[Visual layout annotation data]

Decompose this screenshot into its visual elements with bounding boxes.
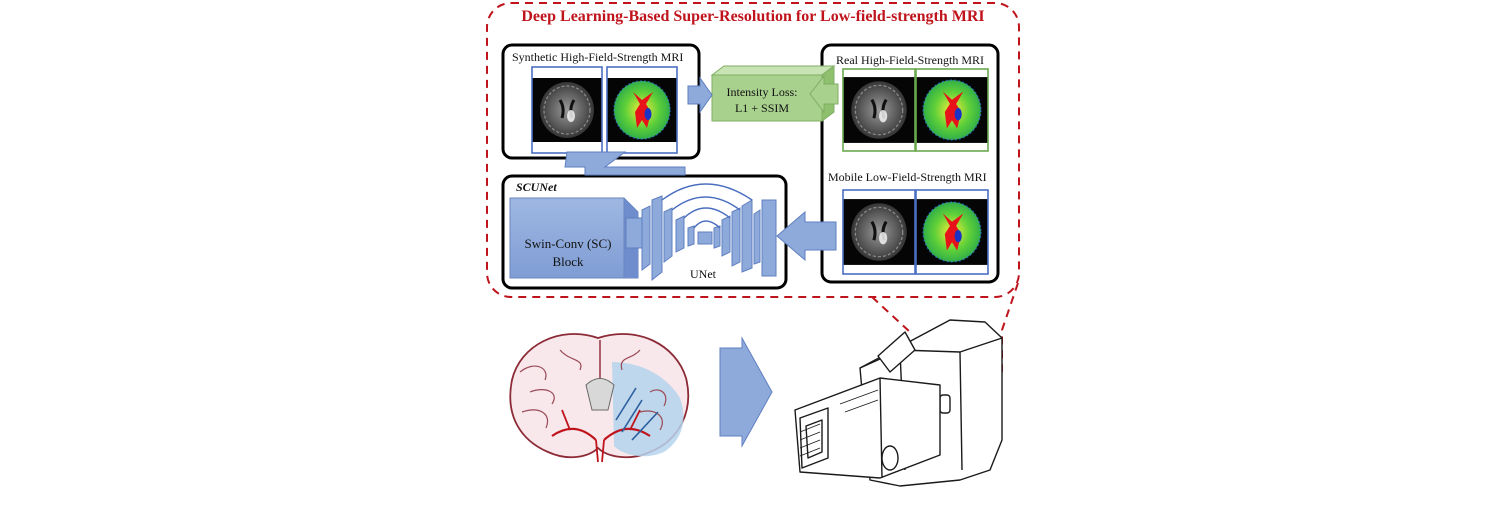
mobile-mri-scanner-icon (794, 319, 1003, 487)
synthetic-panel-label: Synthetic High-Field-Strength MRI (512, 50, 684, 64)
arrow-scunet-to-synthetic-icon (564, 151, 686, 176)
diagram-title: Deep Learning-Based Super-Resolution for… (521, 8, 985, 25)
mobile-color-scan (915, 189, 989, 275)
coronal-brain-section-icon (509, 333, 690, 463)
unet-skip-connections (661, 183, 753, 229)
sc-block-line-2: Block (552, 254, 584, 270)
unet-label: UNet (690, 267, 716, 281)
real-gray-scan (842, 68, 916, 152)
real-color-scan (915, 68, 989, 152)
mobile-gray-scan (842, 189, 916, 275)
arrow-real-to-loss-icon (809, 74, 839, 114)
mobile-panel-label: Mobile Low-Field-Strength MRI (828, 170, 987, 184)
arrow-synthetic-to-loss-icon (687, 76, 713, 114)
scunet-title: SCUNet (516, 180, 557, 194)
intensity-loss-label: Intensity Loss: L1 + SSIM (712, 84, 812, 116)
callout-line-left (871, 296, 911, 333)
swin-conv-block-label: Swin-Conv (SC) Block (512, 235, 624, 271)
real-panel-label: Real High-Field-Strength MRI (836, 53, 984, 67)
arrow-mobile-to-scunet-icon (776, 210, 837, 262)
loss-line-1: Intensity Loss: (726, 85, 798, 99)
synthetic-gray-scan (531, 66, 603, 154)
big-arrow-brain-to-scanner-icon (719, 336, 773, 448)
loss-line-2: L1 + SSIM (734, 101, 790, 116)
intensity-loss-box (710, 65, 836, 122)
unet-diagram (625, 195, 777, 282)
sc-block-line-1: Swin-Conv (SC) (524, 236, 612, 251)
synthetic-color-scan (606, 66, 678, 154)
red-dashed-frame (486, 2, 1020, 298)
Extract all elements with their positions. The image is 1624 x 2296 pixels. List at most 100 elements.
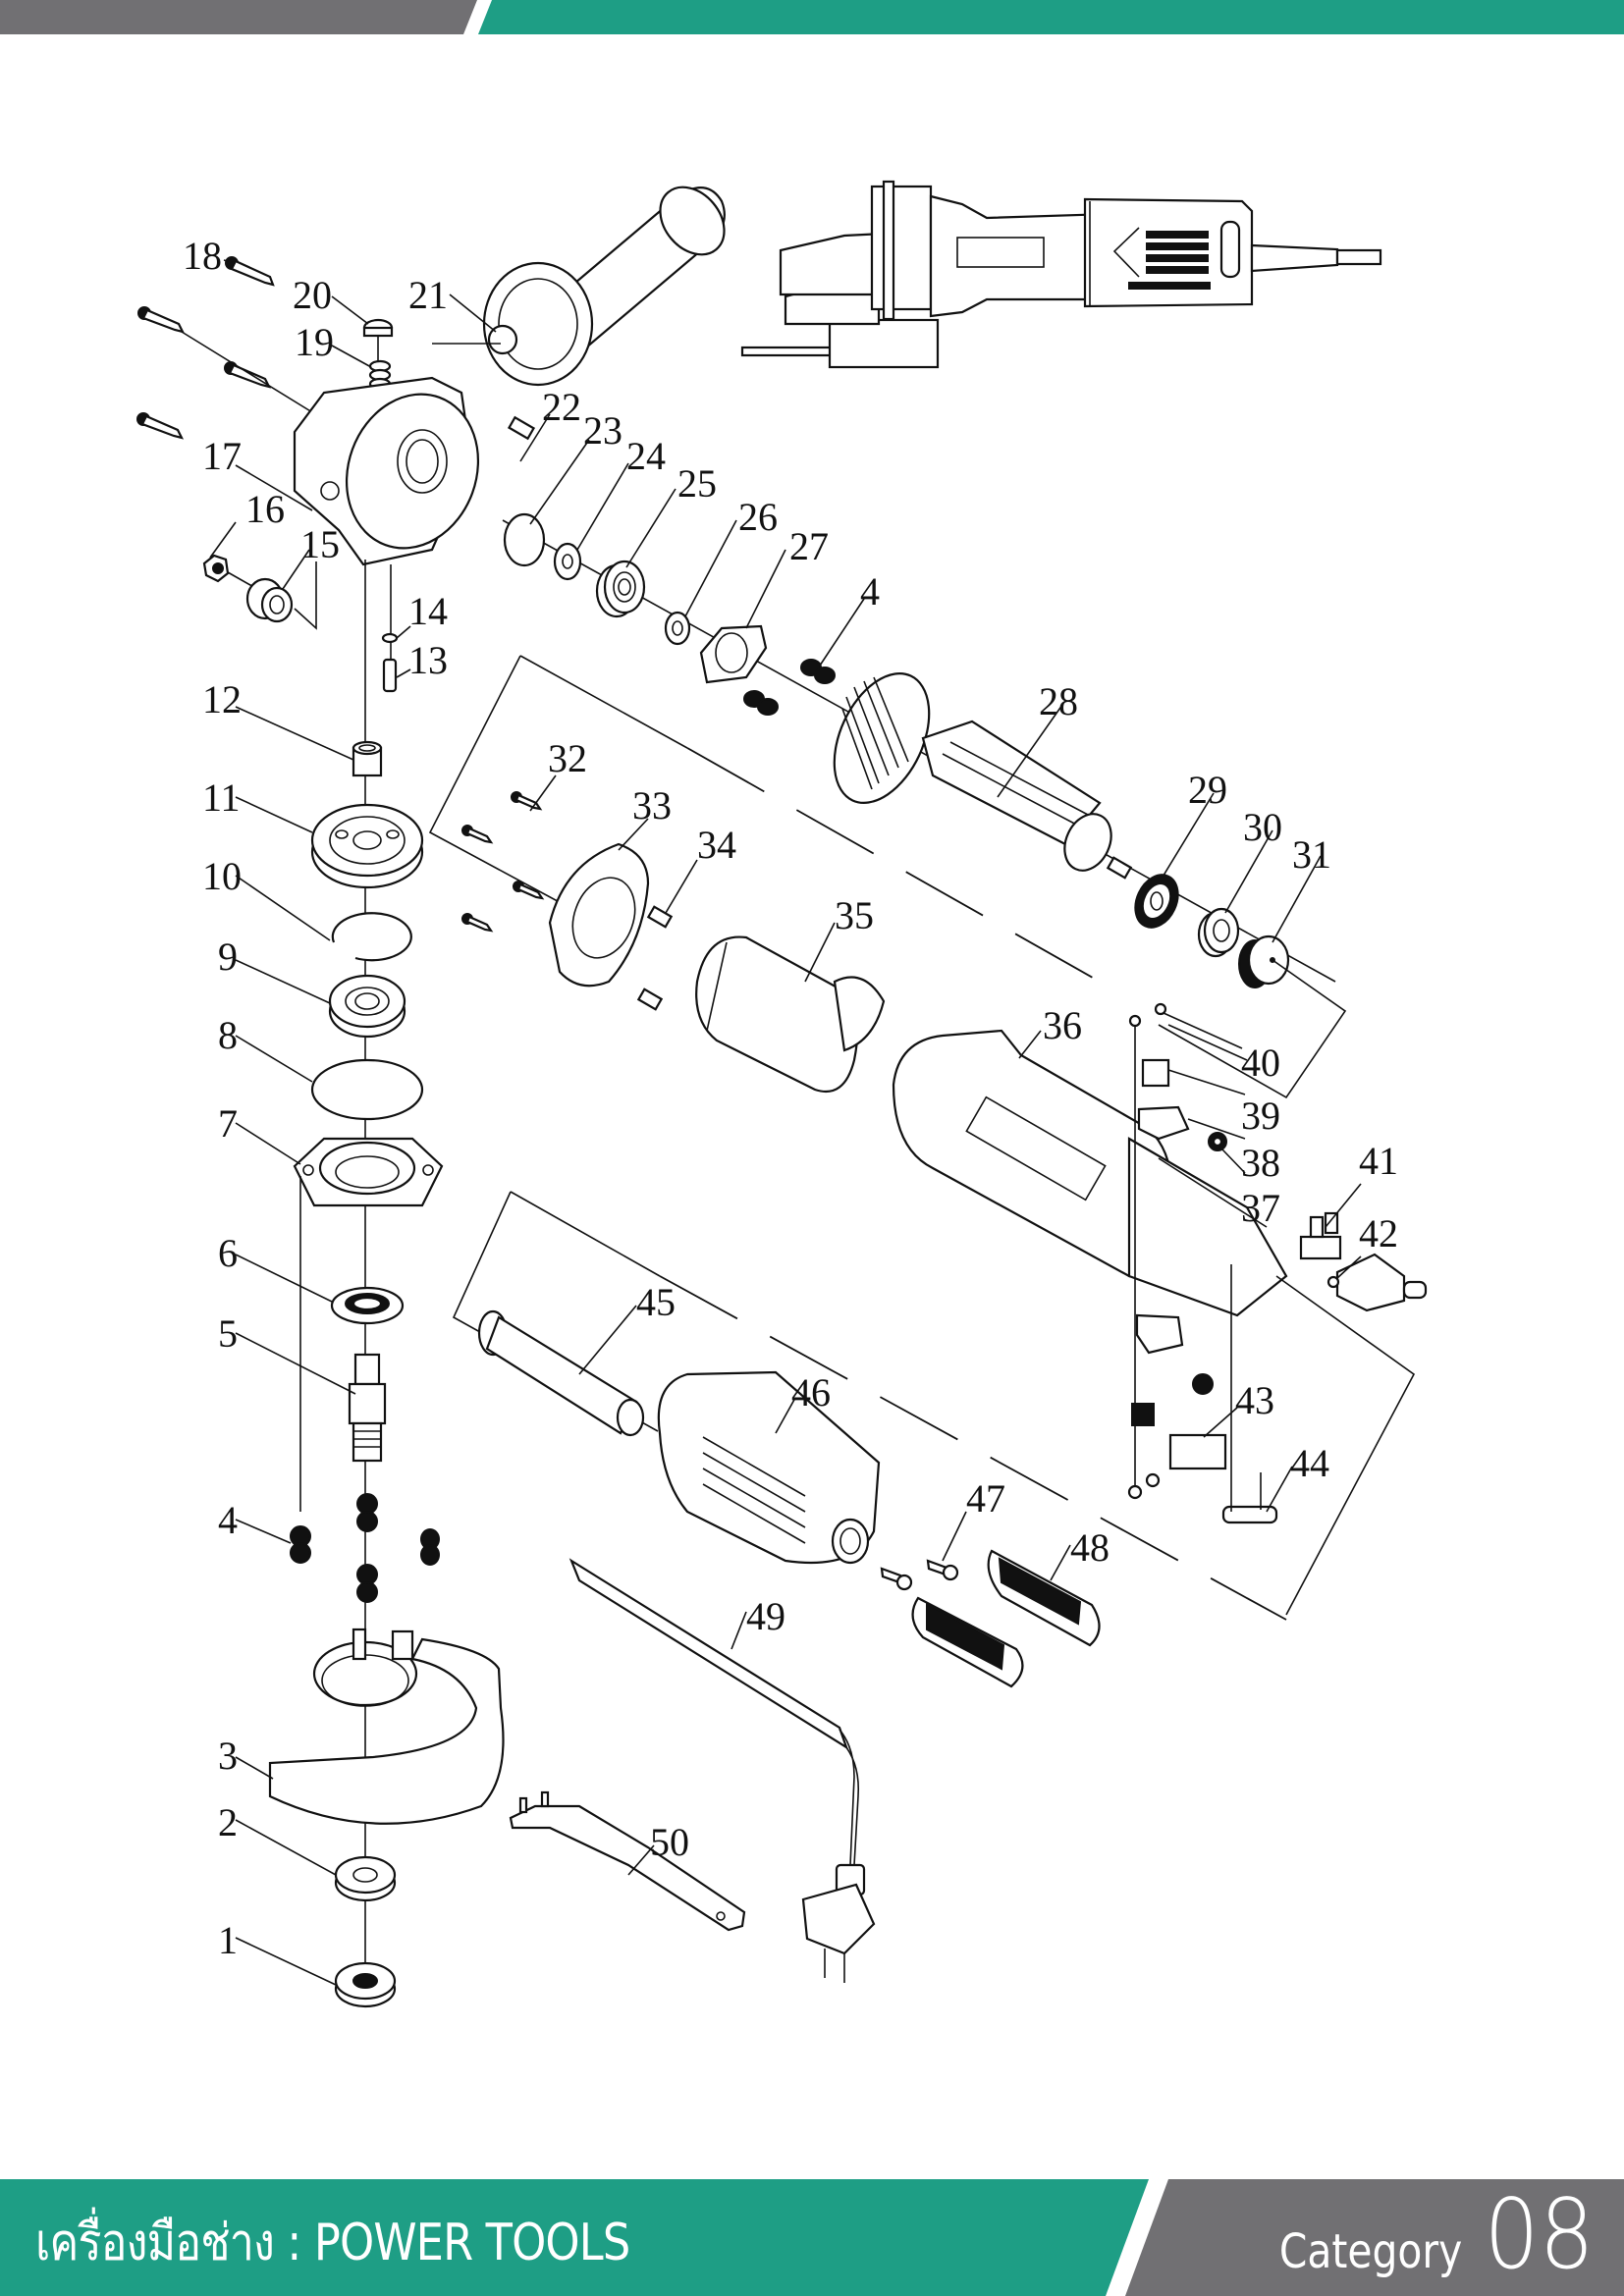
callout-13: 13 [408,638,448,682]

§ PROBLEM STATEMENT
Reproduce every line of the listing above verbatim, omitting the pictures.

§ OUTPUT BELOW
Decompose this screenshot into its visual elements with bounding boxes.
mobile-mri-scanner-icon (794, 319, 1003, 487)
synthetic-panel-label: Synthetic High-Field-Strength MRI (512, 50, 684, 64)
arrow-scunet-to-synthetic-icon (564, 151, 686, 176)
diagram-title: Deep Learning-Based Super-Resolution for… (521, 8, 985, 25)
mobile-color-scan (915, 189, 989, 275)
coronal-brain-section-icon (509, 333, 690, 463)
unet-skip-connections (661, 183, 753, 229)
sc-block-line-2: Block (552, 254, 584, 270)
unet-label: UNet (690, 267, 716, 281)
real-gray-scan (842, 68, 916, 152)
real-color-scan (915, 68, 989, 152)
mobile-gray-scan (842, 189, 916, 275)
arrow-real-to-loss-icon (809, 74, 839, 114)
mobile-panel-label: Mobile Low-Field-Strength MRI (828, 170, 987, 184)
arrow-synthetic-to-loss-icon (687, 76, 713, 114)
scunet-title: SCUNet (516, 180, 557, 194)
intensity-loss-label: Intensity Loss: L1 + SSIM (712, 84, 812, 116)
callout-line-left (871, 296, 911, 333)
swin-conv-block-label: Swin-Conv (SC) Block (512, 235, 624, 271)
real-panel-label: Real High-Field-Strength MRI (836, 53, 984, 67)
arrow-mobile-to-scunet-icon (776, 210, 837, 262)
loss-line-1: Intensity Loss: (726, 85, 798, 99)
synthetic-gray-scan (531, 66, 603, 154)
big-arrow-brain-to-scanner-icon (719, 336, 773, 448)
loss-line-2: L1 + SSIM (734, 101, 790, 116)
intensity-loss-box (710, 65, 836, 122)
unet-diagram (625, 195, 777, 282)
sc-block-line-1: Swin-Conv (SC) (524, 236, 612, 251)
synthetic-color-scan (606, 66, 678, 154)
red-dashed-frame (486, 2, 1020, 298)
Extract all elements with their positions. The image is 1624 x 2296 pixels. List at most 100 elements.
callout-13: 13 [408,638,448,682]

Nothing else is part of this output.